* [Task objective]: Reproduce each line of the material exactly, minus any picture.

>> start Recorded information

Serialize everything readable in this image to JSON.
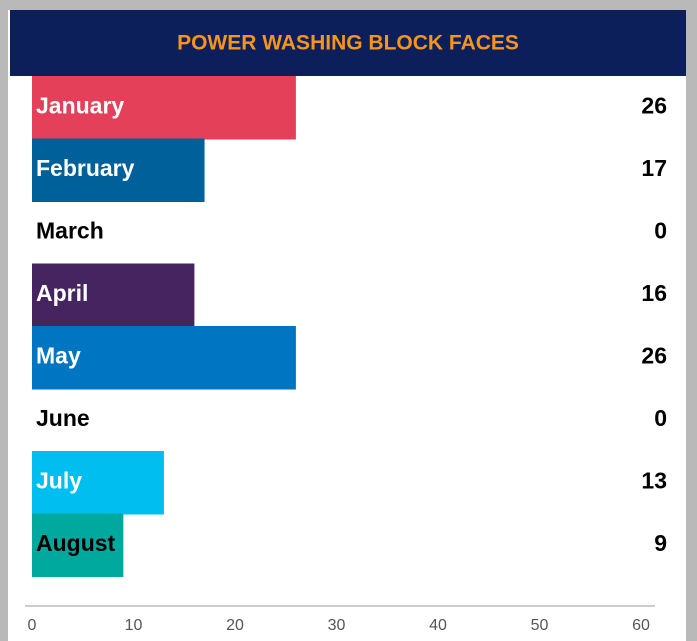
{
  "chart_data": {
    "type": "bar",
    "orientation": "horizontal",
    "title": "POWER WASHING BLOCK FACES",
    "categories": [
      "January",
      "February",
      "March",
      "April",
      "May",
      "June",
      "July",
      "August"
    ],
    "values": [
      26,
      17,
      0,
      16,
      26,
      0,
      13,
      9
    ],
    "colors": [
      "#e5405a",
      "#00609a",
      "#ffffff",
      "#45245f",
      "#0075c2",
      "#ffffff",
      "#00bff0",
      "#00a99d"
    ],
    "xlim": [
      0,
      60
    ],
    "xticks": [
      0,
      10,
      20,
      30,
      40,
      50,
      60
    ]
  }
}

>> end Recorded information

* [In response]:
Serialize everything readable in this image to JSON.
{
  "chart_data": {
    "type": "bar",
    "orientation": "horizontal",
    "title": "POWER WASHING BLOCK FACES",
    "categories": [
      "January",
      "February",
      "March",
      "April",
      "May",
      "June",
      "July",
      "August"
    ],
    "values": [
      26,
      17,
      0,
      16,
      26,
      0,
      13,
      9
    ],
    "colors": [
      "#e5405a",
      "#00609a",
      "#ffffff",
      "#45245f",
      "#0075c2",
      "#ffffff",
      "#00bff0",
      "#00a99d"
    ],
    "xlim": [
      0,
      60
    ],
    "xticks": [
      0,
      10,
      20,
      30,
      40,
      50,
      60
    ]
  }
}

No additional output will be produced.